→ Ausgewählter Text
Samstag, 24. August 2013

Max Bruch | Streichquintett Es-Dur





Natürlich, eine alte Handschrift.
Umberto Eco, Der Name der Rose


Ende des vergangenen Jahres ließ eine bescheidene Pressemeldung des Münchener Henle Verlags die Kammermusikwelt aufhorchen: das Londoner Auktionshaus Sotheby’s habe m 18. Mai 2006 eine neunzig Jahre alte Partitur versteigert, der musikalische Schatzjäger bereits eine ganze Weile hinterhergejagt haben: Max Bruchs Streichquintett in Es-Dur, das der Komponist zusammen mit zwei weiteren Kammermusikwerken für Streicher in den letzten beiden Jahren seines Lebens komponiert hatte. Die Spur dieser drei Werke – ein  Quintett in a-moll, das im Dezember 1918 fertiggestellt worden war und ein wenige Monate vor seinem Tod  beendetes Oktett – verlor sich jedoch rasch. Erst 1988 tauchten Partitur und Stimmen des a-moll-Quintetts und die Stimmen des Oktetts in der Musikbibliothek der BBC auf, wo sie 1937 zum letzten Mal gesichtet und gespielt worden waren. Nur das Es-Dur-Quintett blieb veschollen – bis es 1991 dem Bruch-Experten und –biografen Christopher Fifield von einem Privatsammler angeboten wurde. Warum es dann noch einmal 17 Jahre dauerte, bis das Werk endlich im Druck erscheinen konnte, wird ein wohlgehütetes Geheimnis der Herausgeber werden.

Die Musikgeschichte ist über Max Bruch umstandslos hinweggeschritten. Er war im Grunde ein Komponist der Romantik, ein Geistesbruder Mendelssohns und Schumanns mit einer musikalischen Ästhetik, die um 1860 so fest gefügt war, die von keiner neudeutschen oder gar Neuen Wiener Schule erschüttert werden konnte. Dass seine Musik während des sogenannten „Dritten Reiches“ mit einem Aufführungsverbot belegt wurde, weil man den strammen Deutschnationalen wegen seines „Kol Nidrej“ und seines „verdächtigen“ Nachnamens (Bruch/Baruch) für einen Juden hielt, gab seiner Reputation den Rest. Seine Werke sind (mit Ausnahme des populären Violinkonzertes) deutschsprachigen Raum weitgehend von den Spielplänen und Konzertprogrammen verschwunden – auch wenn sein Oratorium „Arminius“ in diesem Jahr aus naheliegenden Gründen öfter gegeben werden dürfte.

→ Gestellte Aufgabe 1
Schreiben Sie den Abschnitt der Datensätze unverändert ab, der am Anfang der Datensätze beginnt und mit der Zeile endet, die "sudoku-cell-r4c8[interactable] — [258, 271, 273, 286]" enthält, beide Enden eingeschlossen.

→ Bereitgestelltes Material
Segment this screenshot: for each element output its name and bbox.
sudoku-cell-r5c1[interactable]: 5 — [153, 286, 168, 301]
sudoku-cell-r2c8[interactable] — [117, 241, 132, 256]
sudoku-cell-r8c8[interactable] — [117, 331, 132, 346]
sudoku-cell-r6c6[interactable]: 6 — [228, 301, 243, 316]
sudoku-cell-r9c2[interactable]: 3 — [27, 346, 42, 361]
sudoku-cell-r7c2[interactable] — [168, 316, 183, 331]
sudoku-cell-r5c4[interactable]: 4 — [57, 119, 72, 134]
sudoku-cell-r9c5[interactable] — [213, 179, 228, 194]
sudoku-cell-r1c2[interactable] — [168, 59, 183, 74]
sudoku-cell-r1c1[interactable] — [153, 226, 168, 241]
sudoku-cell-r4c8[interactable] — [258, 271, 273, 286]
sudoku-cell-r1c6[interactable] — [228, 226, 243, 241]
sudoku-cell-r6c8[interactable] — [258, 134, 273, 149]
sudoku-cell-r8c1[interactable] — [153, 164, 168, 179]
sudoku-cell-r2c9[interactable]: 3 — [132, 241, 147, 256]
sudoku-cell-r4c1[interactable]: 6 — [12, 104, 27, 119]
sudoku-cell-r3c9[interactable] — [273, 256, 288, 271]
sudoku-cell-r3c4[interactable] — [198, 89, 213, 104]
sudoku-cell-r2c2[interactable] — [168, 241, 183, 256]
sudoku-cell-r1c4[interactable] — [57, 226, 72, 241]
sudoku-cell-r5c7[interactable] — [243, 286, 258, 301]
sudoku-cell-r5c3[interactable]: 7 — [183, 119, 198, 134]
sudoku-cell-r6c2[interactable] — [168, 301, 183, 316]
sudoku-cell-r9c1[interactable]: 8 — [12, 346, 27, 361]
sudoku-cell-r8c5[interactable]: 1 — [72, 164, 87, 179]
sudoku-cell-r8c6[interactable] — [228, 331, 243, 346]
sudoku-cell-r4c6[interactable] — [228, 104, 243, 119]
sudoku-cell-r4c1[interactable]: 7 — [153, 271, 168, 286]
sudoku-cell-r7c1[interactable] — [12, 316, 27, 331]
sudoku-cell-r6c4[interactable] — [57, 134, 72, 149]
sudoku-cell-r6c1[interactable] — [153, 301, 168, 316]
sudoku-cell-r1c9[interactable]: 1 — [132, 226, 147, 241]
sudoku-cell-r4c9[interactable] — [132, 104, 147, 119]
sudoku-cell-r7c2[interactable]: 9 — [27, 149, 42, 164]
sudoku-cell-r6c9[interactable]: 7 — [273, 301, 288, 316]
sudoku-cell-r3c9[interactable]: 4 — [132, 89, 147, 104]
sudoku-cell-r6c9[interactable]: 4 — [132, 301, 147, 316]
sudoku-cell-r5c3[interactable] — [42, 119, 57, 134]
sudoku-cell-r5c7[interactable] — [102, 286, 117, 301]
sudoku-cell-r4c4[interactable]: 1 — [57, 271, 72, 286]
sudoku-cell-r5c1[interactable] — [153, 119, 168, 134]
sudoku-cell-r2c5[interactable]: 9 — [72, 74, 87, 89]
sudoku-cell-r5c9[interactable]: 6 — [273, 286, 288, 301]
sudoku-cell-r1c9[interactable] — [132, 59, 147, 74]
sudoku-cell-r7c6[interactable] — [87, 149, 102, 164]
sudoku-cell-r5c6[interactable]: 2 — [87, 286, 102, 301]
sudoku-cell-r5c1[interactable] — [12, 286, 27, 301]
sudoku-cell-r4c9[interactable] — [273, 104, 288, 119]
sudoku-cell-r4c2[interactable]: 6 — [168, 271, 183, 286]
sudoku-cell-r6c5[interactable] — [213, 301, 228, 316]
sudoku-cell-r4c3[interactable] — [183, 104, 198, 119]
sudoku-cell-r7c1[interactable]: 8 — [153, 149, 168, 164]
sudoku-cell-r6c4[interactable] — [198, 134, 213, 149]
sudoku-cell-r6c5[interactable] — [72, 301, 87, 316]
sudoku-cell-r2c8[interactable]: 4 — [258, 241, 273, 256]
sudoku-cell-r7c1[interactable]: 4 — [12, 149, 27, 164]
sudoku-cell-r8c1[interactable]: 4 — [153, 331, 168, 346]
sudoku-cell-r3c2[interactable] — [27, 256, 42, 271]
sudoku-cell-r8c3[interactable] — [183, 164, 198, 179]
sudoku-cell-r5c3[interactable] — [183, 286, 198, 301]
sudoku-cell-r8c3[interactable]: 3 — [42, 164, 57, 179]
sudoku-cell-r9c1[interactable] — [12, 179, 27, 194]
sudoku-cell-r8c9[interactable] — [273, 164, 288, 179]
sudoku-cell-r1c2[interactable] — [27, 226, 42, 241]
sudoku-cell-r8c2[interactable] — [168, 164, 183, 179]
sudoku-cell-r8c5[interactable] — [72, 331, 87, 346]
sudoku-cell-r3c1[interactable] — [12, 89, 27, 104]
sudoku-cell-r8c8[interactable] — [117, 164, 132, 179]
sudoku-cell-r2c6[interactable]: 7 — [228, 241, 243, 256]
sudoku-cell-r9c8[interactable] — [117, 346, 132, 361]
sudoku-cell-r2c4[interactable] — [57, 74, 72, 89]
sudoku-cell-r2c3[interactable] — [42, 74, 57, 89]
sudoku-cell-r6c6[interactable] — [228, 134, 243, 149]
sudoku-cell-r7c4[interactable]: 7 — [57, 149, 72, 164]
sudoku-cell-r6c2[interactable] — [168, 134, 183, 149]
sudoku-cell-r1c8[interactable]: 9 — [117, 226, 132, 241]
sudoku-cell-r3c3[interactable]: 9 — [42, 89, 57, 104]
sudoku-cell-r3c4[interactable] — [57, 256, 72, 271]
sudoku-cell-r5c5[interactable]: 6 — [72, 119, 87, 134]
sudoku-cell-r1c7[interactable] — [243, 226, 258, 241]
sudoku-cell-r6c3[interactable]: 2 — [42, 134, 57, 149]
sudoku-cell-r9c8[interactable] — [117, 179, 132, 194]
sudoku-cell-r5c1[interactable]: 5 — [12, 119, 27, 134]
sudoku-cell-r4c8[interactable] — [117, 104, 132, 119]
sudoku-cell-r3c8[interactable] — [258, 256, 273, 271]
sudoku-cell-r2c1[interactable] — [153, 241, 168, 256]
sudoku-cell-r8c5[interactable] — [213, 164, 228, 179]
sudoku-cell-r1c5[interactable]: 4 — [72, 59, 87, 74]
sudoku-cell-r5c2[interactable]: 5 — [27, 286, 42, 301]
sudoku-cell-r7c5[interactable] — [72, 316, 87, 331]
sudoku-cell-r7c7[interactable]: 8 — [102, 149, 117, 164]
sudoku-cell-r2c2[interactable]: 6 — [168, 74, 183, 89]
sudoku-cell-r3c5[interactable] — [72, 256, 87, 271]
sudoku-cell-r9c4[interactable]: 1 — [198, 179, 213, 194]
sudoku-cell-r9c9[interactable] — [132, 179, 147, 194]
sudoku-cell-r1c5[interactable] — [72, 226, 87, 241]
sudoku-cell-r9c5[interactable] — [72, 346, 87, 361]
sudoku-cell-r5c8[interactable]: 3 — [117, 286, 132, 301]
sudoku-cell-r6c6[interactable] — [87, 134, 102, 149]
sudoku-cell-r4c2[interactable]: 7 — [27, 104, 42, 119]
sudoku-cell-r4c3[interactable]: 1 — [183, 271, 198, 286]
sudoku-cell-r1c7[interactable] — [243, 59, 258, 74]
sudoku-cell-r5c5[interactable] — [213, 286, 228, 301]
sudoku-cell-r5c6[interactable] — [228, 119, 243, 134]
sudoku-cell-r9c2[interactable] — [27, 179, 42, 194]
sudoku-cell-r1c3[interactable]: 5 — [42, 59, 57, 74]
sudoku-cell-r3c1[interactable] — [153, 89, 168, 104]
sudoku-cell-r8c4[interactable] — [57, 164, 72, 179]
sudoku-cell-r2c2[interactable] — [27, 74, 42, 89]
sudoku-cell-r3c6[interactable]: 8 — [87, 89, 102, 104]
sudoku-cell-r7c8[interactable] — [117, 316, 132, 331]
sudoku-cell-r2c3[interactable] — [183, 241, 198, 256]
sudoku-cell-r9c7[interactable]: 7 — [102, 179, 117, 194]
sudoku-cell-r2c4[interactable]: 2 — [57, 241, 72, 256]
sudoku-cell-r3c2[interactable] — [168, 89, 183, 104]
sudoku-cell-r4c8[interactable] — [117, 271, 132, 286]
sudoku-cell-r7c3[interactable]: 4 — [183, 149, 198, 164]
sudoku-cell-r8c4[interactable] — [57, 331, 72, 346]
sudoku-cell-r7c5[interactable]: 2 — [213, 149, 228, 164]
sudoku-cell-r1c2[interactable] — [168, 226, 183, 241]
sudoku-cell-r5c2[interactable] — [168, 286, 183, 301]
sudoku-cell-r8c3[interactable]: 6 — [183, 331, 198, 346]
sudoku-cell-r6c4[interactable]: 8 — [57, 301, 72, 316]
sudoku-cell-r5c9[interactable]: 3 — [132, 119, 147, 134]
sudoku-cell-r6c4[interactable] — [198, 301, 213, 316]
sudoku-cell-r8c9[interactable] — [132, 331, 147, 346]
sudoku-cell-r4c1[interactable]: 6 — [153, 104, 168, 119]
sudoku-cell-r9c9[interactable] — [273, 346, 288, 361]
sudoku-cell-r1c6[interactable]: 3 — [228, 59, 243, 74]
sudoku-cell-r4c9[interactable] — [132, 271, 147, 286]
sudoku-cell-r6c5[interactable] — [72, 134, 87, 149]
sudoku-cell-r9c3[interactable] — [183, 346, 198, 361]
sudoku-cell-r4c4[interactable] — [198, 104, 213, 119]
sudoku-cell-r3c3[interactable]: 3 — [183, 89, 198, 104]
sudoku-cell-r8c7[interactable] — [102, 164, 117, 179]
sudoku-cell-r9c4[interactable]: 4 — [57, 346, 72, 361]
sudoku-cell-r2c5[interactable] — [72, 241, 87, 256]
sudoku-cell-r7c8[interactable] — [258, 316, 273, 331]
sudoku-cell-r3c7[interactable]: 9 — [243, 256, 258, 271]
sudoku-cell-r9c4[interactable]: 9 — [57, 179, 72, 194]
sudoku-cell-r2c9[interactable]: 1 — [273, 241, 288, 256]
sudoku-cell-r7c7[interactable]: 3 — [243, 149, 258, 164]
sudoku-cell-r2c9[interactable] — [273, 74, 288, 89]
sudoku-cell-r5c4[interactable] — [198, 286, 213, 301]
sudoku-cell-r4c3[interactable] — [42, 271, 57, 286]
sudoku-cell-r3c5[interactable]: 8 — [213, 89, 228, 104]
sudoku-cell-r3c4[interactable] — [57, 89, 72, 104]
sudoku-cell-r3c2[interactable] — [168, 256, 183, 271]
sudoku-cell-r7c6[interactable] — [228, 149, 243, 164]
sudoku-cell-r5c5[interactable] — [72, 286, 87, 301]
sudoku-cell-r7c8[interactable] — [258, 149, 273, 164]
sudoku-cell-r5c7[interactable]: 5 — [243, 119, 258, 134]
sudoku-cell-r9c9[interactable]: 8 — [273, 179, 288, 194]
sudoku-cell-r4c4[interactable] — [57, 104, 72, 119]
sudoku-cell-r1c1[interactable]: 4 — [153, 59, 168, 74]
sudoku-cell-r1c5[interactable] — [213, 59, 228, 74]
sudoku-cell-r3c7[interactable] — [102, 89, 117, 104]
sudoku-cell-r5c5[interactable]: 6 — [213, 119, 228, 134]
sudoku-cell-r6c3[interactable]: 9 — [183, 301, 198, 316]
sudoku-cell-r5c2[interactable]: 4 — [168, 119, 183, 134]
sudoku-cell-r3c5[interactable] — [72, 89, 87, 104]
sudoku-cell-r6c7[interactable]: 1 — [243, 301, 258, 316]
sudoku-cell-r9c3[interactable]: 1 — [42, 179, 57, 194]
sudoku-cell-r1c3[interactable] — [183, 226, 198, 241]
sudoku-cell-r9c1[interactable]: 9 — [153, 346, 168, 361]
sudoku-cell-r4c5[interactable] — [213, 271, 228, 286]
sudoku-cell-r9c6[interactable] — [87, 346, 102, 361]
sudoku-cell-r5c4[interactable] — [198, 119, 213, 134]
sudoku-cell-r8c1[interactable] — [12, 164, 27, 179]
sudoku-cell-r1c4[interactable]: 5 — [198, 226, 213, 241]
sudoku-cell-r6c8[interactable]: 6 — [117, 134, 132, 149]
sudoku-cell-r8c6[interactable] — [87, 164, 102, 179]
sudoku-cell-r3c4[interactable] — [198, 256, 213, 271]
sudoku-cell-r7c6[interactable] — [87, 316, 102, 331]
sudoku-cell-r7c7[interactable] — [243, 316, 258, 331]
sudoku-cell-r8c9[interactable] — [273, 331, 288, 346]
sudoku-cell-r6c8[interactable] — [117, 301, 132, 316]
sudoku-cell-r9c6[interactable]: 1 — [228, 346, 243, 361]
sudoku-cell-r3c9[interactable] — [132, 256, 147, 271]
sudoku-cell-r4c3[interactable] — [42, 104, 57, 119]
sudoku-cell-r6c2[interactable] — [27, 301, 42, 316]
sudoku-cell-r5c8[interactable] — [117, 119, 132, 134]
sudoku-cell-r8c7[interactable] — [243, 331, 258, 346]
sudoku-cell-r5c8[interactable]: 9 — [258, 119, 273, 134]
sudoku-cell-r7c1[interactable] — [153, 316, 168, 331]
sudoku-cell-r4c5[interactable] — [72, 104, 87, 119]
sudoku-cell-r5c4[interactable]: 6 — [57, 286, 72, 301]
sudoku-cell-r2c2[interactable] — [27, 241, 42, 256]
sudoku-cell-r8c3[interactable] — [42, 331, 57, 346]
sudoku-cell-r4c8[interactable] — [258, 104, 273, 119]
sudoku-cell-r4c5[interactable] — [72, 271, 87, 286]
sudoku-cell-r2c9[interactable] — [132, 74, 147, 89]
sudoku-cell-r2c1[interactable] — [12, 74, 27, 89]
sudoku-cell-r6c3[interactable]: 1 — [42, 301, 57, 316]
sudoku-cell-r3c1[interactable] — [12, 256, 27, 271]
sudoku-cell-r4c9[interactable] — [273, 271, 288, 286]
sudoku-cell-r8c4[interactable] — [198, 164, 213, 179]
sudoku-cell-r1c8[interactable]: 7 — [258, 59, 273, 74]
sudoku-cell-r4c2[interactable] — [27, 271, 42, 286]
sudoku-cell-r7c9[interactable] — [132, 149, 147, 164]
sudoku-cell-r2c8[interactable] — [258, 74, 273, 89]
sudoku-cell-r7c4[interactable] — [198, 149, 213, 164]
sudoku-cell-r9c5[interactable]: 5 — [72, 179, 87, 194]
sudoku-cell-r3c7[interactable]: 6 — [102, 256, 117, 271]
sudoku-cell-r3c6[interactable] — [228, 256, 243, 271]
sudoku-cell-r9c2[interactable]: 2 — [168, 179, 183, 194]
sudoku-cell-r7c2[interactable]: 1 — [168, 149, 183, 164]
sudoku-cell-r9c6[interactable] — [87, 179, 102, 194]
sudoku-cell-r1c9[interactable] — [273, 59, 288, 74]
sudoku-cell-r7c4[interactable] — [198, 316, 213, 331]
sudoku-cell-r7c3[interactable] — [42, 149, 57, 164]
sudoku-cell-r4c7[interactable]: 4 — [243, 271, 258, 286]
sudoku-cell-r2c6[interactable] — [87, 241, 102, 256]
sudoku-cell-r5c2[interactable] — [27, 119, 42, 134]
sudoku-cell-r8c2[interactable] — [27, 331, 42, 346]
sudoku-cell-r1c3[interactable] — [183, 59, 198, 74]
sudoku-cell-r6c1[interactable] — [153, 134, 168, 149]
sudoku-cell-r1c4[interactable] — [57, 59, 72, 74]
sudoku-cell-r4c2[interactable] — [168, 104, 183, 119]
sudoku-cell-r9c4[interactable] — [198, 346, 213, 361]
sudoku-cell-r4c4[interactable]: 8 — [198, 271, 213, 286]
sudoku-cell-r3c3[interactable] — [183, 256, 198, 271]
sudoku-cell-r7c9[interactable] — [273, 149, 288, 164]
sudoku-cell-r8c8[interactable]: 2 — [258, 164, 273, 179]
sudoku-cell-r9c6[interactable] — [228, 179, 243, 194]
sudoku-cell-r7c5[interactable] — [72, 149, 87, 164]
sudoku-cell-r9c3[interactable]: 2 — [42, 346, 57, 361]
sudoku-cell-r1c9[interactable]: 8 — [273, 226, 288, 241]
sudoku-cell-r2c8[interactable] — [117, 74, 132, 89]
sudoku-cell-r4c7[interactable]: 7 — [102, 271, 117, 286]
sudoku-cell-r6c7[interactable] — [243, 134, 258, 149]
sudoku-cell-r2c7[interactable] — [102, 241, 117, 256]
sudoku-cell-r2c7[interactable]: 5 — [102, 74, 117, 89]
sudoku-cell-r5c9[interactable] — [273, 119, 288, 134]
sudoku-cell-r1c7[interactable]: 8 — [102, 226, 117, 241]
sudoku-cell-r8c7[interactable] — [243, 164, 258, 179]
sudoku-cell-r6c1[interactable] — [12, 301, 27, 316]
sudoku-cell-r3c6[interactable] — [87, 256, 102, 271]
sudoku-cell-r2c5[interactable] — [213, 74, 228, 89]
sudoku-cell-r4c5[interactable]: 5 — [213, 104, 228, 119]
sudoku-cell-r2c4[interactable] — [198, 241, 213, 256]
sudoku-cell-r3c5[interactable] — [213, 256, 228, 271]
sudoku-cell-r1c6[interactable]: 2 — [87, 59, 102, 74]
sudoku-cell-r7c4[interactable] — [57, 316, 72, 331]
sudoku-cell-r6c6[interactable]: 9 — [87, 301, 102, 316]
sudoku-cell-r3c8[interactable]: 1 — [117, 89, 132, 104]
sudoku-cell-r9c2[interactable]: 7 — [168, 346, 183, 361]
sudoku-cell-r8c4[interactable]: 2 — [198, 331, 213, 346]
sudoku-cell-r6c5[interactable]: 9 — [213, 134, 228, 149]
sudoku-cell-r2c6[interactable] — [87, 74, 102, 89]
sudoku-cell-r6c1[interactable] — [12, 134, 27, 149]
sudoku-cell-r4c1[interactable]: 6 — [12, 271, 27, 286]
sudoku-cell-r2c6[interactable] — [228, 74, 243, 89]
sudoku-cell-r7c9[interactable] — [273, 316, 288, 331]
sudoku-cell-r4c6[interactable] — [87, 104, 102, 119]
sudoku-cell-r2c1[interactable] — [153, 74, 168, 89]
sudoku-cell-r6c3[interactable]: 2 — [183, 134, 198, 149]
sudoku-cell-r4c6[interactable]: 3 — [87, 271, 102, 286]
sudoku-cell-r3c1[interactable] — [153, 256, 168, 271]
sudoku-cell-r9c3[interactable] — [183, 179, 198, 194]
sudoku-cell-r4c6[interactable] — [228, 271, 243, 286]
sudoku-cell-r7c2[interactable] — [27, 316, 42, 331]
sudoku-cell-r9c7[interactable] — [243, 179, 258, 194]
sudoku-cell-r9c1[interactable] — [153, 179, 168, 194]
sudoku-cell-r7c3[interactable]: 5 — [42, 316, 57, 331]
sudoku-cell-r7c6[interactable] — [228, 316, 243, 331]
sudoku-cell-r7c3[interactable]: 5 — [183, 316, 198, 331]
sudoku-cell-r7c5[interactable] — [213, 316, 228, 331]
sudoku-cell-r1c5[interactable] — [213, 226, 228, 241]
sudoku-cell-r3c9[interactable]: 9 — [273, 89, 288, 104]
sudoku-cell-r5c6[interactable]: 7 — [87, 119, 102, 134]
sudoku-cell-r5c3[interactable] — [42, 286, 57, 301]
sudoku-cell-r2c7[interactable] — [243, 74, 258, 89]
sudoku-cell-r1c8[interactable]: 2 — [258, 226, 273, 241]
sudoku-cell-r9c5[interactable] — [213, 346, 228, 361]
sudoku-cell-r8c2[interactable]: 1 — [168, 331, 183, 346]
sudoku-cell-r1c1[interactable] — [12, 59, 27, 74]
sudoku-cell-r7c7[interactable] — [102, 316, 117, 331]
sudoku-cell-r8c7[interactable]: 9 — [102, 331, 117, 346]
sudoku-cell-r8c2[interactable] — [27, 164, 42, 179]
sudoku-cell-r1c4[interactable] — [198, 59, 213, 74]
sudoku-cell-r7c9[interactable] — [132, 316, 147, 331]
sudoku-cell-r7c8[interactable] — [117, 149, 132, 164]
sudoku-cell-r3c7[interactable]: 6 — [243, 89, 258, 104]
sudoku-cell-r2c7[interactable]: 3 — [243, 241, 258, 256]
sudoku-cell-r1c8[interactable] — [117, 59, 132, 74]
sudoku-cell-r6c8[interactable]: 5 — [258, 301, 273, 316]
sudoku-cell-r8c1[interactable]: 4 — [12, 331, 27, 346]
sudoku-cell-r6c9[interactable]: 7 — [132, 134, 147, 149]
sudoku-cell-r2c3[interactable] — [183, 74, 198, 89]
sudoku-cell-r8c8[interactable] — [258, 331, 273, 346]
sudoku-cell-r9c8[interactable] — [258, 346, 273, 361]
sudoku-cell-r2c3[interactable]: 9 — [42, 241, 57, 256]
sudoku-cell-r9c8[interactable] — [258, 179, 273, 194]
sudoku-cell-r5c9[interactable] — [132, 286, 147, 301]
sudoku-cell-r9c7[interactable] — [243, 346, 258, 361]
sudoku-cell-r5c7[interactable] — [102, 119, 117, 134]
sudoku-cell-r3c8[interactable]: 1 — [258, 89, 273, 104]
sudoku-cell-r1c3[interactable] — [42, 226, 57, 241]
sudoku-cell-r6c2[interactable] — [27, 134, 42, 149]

→ Gestellte Aufgabe 2
Beantworten Sie anhand des Textes über Max Bruchs Streichquintett die folgenden Fragen.
(a) An welchem Datum hat Sotheby's die Partitur des Es-Dur-Quintetts versteigert?
(b) In welchem Jahr tauchten Partitur und Stimmen des a-Moll-Quintetts in der Musikbibliothek der BBC auf?
(c) Welches Werk Bruchs wird als Ausnahme von den aus den Spielplänen verschwundenen Werken genannt?

→ Schriftliche Lösung 1
Segment this screenshot: for each element output its name and bbox.
sudoku-cell-r5c1[interactable]: 5 — [153, 286, 168, 301]
sudoku-cell-r2c8[interactable] — [117, 241, 132, 256]
sudoku-cell-r8c8[interactable] — [117, 331, 132, 346]
sudoku-cell-r6c6[interactable]: 6 — [228, 301, 243, 316]
sudoku-cell-r9c2[interactable]: 3 — [27, 346, 42, 361]
sudoku-cell-r7c2[interactable] — [168, 316, 183, 331]
sudoku-cell-r5c4[interactable]: 4 — [57, 119, 72, 134]
sudoku-cell-r9c5[interactable] — [213, 179, 228, 194]
sudoku-cell-r1c2[interactable] — [168, 59, 183, 74]
sudoku-cell-r1c1[interactable] — [153, 226, 168, 241]
sudoku-cell-r4c8[interactable] — [258, 271, 273, 286]

→ Schriftliche Lösung 2
(a) Am 18. Mai 2006.
(b) 1988.
(c) Das populäre Violinkonzert.